**Exercise objective**
Quote all of the data that follows exactly as written, skipping the images.

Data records
......
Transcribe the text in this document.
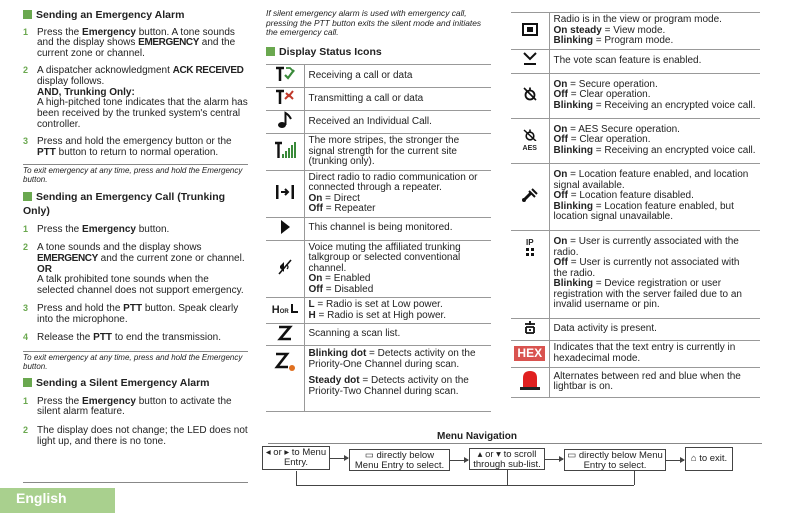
Sending an Emergency Alarm
1 Press the Emergency button. A tone sounds and the display shows EMERGENCY and the current zone or channel.
2 A dispatcher acknowledgment ACK RECEIVED display follows.
AND, Trunking Only:
A high-pitched tone indicates that the alarm has been received by the trunked system's central controller.
3 Press and hold the emergency button or the PTT button to return to normal operation.
To exit emergency at any time, press and hold the Emergency button.
Sending an Emergency Call (Trunking Only)
1 Press the Emergency button.
2 A tone sounds and the display shows EMERGENCY and the current zone or channel.
OR
A talk prohibited tone sounds when the selected channel does not support emergency.
3 Press and hold the PTT button. Speak clearly into the microphone.
4 Release the PTT to end the transmission.
To exit emergency at any time, press and hold the Emergency button.
Sending a Silent Emergency Alarm
1 Press the Emergency button to activate the silent alarm feature.
2 The display does not change; the LED does not light up, and there is no tone.
English
If silent emergency alarm is used with emergency call, pressing the PTT button exits the silent mode and initiates the emergency call.
Display Status Icons
	Receiving a call or data
	Transmitting a call or data
	Received an Individual Call.
	The more stripes, the stronger the signal strength for the current site (trunking only).
	Direct radio to radio communication or connected through a repeater.
On = Direct
Off = Repeater
	This channel is being monitored.
	Voice muting the affiliated trunking talkgroup or selected conventional channel.
On = Enabled
Off = Disabled
HOR	L = Radio is set at Low power.
H = Radio is set at High power.
	Scanning a scan list.
	Blinking dot = Detects activity on the Priority-One Channel during scan.
Steady dot = Detects activity on the Priority-Two Channel during scan.
	Radio is in the view or program mode.
On steady = View mode.
Blinking = Program mode.
	The vote scan feature is enabled.
	On = Secure operation.
Off = Clear operation.
Blinking = Receiving an encrypted voice call.

AES	On = AES Secure operation.
Off = Clear operation.
Blinking = Receiving an encrypted voice call.
	On = Location feature enabled, and location signal available.
Off = Location feature disabled.
Blinking = Location feature enabled, but location signal unavailable.

IP	On = User is currently associated with the radio.
Off = User is currently not associated with the radio.
Blinking = Device registration or user registration with the server failed due to an invalid username or pin.
	Data activity is present.
HEX	Indicates that the text entry is currently in hexadecimal mode.
	Alternates between red and blue when the lightbar is on.
Menu Navigation
◂ or ▸ to Menu Entry.
▭ directly below Menu Entry to select.
▴ or ▾ to scroll through sub-list.
▭ directly below Menu Entry to select.
⌂ to exit.
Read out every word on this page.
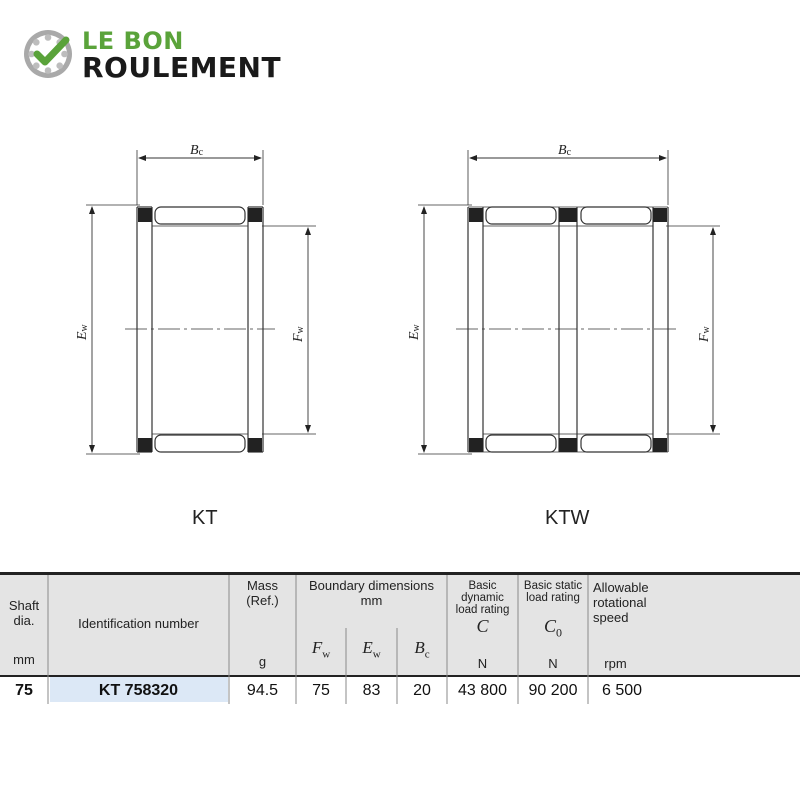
LE BON
ROULEMENT
Bc
Ew
Fw
Bc
Ew
Fw
KT	KTW
Shaft
dia.
mm
Identification number
Mass
(Ref.)
g
Boundary dimensions
mm
$F_w$	$E_w$	$B_c$
Basic dynamic
load rating
C
N
Basic static
load rating
$C_0$
N
Allowable
rotational
speed
rpm
75	KT 758320	94.5	75	83	20	43 800	90 200	6 500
......
**Answer to this problem**
Transcribe the text in this document.
Sending an Emergency Alarm
1 Press the Emergency button. A tone sounds and the display shows EMERGENCY and the current zone or channel.
2 A dispatcher acknowledgment ACK RECEIVED display follows.
AND, Trunking Only:
A high-pitched tone indicates that the alarm has been received by the trunked system's central controller.
3 Press and hold the emergency button or the PTT button to return to normal operation.
To exit emergency at any time, press and hold the Emergency button.
Sending an Emergency Call (Trunking Only)
1 Press the Emergency button.
2 A tone sounds and the display shows EMERGENCY and the current zone or channel.
OR
A talk prohibited tone sounds when the selected channel does not support emergency.
3 Press and hold the PTT button. Speak clearly into the microphone.
4 Release the PTT to end the transmission.
To exit emergency at any time, press and hold the Emergency button.
Sending a Silent Emergency Alarm
1 Press the Emergency button to activate the silent alarm feature.
2 The display does not change; the LED does not light up, and there is no tone.
English
If silent emergency alarm is used with emergency call, pressing the PTT button exits the silent mode and initiates the emergency call.
Display Status Icons
	Receiving a call or data
	Transmitting a call or data
	Received an Individual Call.
	The more stripes, the stronger the signal strength for the current site (trunking only).
	Direct radio to radio communication or connected through a repeater.
On = Direct
Off = Repeater
	This channel is being monitored.
	Voice muting the affiliated trunking talkgroup or selected conventional channel.
On = Enabled
Off = Disabled
HOR	L = Radio is set at Low power.
H = Radio is set at High power.
	Scanning a scan list.
	Blinking dot = Detects activity on the Priority-One Channel during scan.
Steady dot = Detects activity on the Priority-Two Channel during scan.
	Radio is in the view or program mode.
On steady = View mode.
Blinking = Program mode.
	The vote scan feature is enabled.
	On = Secure operation.
Off = Clear operation.
Blinking = Receiving an encrypted voice call.

AES	On = AES Secure operation.
Off = Clear operation.
Blinking = Receiving an encrypted voice call.
	On = Location feature enabled, and location signal available.
Off = Location feature disabled.
Blinking = Location feature enabled, but location signal unavailable.

IP	On = User is currently associated with the radio.
Off = User is currently not associated with the radio.
Blinking = Device registration or user registration with the server failed due to an invalid username or pin.
	Data activity is present.
HEX	Indicates that the text entry is currently in hexadecimal mode.
	Alternates between red and blue when the lightbar is on.
Menu Navigation
◂ or ▸ to Menu Entry.
▭ directly below Menu Entry to select.
▴ or ▾ to scroll through sub-list.
▭ directly below Menu Entry to select.
⌂ to exit.
Read out every word on this page.
LE BON
ROULEMENT
Bc
Ew
Fw
Bc
Ew
Fw
KT	KTW
Shaft
dia.
mm
Identification number
Mass
(Ref.)
g
Boundary dimensions
mm
$F_w$	$E_w$	$B_c$
Basic dynamic
load rating
C
N
Basic static
load rating
$C_0$
N
Allowable
rotational
speed
rpm
75	KT 758320	94.5	75	83	20	43 800	90 200	6 500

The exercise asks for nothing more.